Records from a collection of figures
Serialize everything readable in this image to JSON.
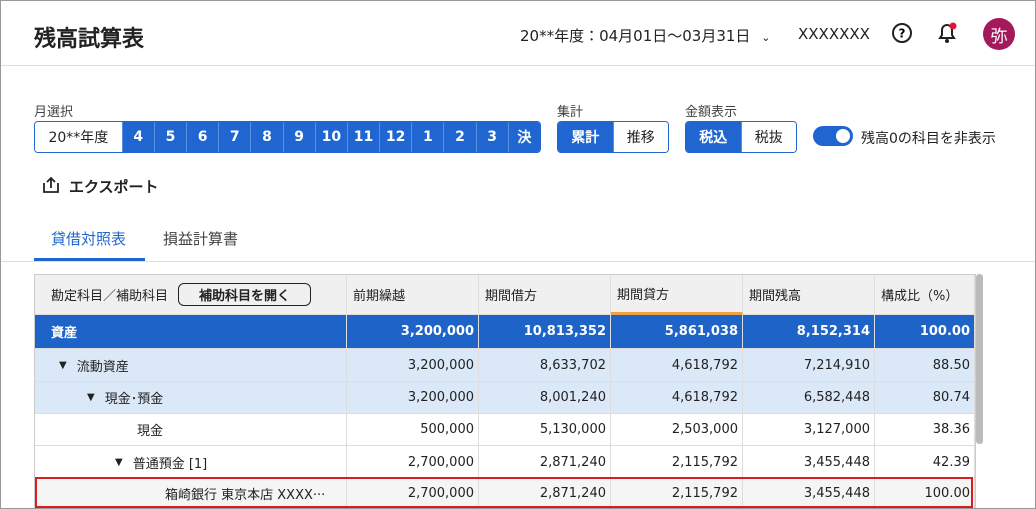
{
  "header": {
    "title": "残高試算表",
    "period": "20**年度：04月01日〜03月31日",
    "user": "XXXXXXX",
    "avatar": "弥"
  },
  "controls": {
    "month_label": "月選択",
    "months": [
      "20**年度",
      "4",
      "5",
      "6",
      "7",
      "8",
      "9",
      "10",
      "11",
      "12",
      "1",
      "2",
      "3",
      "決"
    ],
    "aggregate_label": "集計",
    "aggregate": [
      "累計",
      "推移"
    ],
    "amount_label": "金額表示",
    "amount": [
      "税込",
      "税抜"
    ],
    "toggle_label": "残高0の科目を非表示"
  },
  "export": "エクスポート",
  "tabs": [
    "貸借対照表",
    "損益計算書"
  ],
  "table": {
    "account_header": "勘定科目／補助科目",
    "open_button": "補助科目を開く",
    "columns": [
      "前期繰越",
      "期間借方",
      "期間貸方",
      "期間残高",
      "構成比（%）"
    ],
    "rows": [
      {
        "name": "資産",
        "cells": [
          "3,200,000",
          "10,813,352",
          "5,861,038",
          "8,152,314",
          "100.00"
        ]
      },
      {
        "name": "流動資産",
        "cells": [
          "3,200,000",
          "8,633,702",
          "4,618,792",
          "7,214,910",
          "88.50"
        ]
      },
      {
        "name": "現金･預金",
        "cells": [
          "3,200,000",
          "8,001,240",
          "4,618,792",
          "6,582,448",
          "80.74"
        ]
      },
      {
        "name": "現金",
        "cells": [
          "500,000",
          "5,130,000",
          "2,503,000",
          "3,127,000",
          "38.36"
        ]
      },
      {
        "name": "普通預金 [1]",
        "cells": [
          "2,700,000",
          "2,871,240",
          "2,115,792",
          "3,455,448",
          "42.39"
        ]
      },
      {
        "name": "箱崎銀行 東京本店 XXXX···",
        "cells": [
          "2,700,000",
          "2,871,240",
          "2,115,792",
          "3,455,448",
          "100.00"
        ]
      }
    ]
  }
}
--
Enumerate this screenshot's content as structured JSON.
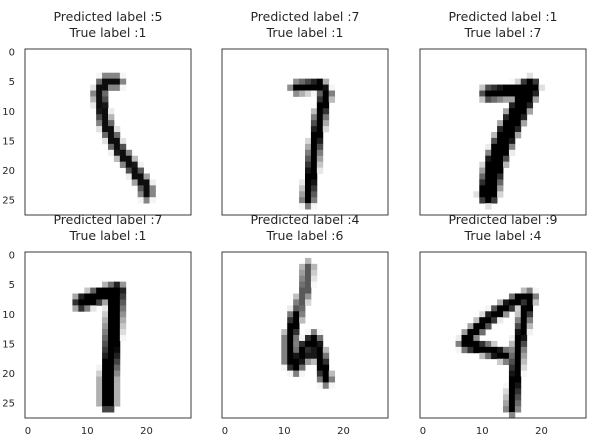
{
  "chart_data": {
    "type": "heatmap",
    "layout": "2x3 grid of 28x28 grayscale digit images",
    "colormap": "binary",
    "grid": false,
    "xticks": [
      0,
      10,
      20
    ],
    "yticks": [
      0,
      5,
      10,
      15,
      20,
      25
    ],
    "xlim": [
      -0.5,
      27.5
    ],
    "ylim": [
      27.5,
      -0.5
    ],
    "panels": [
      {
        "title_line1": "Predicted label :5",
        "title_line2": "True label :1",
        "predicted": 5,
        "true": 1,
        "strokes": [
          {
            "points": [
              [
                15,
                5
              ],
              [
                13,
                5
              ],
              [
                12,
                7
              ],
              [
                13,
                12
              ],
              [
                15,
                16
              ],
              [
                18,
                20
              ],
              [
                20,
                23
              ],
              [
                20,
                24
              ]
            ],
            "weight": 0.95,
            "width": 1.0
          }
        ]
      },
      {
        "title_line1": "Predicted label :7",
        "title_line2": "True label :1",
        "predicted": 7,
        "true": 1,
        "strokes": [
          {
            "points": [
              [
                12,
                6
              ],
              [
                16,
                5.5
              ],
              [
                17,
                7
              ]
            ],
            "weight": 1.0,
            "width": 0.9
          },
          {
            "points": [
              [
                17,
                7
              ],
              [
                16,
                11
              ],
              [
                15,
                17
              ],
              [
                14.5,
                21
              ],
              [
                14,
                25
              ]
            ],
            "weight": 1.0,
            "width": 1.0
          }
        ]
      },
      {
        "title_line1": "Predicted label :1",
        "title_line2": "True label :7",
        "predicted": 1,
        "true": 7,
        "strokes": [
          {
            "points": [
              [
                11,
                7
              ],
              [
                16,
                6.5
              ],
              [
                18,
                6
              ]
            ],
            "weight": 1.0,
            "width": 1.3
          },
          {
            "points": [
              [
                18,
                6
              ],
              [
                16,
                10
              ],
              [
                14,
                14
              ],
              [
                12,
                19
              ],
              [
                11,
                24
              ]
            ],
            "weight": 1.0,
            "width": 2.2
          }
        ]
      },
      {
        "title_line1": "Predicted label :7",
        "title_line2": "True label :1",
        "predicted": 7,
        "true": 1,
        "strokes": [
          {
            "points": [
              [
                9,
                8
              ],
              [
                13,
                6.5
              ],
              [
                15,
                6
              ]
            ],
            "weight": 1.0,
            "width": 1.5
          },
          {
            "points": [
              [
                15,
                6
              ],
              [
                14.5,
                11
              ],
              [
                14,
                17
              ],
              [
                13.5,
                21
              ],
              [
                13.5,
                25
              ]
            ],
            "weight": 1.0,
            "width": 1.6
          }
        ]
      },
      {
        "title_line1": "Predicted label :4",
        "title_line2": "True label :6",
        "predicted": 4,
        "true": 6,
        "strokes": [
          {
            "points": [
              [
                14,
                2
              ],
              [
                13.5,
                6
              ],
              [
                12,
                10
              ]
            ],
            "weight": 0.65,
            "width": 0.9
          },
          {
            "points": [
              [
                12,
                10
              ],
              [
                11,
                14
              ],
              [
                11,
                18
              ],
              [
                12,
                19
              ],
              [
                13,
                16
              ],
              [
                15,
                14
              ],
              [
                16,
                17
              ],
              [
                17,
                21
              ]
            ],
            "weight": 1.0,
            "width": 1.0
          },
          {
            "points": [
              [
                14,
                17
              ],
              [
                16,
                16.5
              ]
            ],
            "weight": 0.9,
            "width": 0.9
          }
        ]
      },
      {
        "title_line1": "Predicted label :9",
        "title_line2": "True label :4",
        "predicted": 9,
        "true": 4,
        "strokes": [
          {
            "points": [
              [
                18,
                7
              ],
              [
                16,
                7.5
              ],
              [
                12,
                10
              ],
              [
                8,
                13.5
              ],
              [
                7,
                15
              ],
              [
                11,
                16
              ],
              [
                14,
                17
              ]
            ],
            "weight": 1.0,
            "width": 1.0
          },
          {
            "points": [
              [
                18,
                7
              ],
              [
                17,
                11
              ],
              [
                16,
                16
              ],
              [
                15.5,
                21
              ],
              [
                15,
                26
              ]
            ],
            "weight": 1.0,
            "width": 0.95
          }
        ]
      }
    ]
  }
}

- Set exercise
Your answer should be a single number: the count of lines that contain "grid".

- Reply
2